─── DATA TO USE

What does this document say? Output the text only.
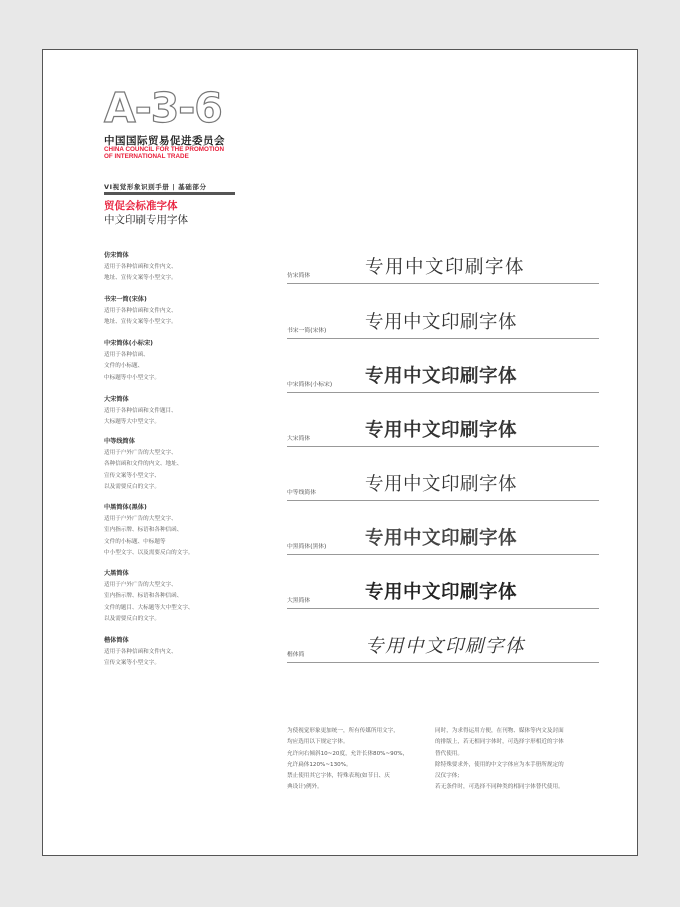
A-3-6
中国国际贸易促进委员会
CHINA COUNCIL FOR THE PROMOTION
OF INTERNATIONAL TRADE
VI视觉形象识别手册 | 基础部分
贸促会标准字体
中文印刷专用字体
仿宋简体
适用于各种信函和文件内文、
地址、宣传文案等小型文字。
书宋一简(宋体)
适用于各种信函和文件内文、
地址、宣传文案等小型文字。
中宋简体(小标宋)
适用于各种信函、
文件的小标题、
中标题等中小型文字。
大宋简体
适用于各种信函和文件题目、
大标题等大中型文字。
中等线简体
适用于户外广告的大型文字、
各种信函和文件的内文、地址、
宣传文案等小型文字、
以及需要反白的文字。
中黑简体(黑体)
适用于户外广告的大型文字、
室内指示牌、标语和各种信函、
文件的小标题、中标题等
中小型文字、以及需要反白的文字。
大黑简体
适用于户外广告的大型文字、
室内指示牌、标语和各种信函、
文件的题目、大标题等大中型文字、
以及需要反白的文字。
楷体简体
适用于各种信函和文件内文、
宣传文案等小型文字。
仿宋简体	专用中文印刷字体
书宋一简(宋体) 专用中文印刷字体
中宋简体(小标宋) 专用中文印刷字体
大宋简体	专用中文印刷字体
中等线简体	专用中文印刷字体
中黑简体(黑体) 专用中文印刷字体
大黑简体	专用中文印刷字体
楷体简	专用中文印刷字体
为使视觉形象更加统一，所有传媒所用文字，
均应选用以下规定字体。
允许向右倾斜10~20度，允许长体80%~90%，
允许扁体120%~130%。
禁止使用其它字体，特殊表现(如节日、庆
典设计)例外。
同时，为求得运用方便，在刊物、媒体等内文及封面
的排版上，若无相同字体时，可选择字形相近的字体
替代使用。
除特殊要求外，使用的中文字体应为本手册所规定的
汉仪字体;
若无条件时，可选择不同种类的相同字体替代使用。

──────
─── DATA TO USE

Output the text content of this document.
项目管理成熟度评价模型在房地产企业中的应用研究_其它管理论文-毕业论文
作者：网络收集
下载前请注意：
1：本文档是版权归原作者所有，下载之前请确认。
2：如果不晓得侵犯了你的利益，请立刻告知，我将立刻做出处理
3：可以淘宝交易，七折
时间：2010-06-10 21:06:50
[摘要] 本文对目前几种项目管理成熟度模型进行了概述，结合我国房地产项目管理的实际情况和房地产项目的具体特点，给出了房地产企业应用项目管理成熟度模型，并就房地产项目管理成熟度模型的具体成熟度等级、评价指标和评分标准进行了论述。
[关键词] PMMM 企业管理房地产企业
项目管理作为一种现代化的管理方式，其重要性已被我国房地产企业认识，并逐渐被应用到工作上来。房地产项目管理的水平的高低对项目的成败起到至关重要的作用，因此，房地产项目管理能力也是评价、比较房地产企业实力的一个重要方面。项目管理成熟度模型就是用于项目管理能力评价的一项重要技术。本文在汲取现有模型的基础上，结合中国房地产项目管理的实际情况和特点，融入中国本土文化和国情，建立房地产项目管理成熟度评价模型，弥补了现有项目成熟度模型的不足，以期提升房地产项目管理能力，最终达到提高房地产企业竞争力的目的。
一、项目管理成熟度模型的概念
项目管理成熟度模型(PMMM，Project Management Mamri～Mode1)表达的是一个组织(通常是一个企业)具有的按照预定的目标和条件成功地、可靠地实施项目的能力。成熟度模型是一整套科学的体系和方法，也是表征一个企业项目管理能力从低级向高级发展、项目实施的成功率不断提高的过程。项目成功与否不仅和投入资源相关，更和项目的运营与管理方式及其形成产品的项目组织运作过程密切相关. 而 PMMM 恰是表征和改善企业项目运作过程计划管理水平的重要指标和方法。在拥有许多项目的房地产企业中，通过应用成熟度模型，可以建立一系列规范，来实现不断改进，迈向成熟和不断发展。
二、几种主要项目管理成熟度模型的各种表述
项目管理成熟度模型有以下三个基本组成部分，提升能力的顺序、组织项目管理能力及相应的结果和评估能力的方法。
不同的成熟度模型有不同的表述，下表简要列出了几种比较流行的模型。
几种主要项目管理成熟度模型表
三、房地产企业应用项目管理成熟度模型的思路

──────

Find every line in the listing that holds the string "this", then say how many there are as a bare number.

2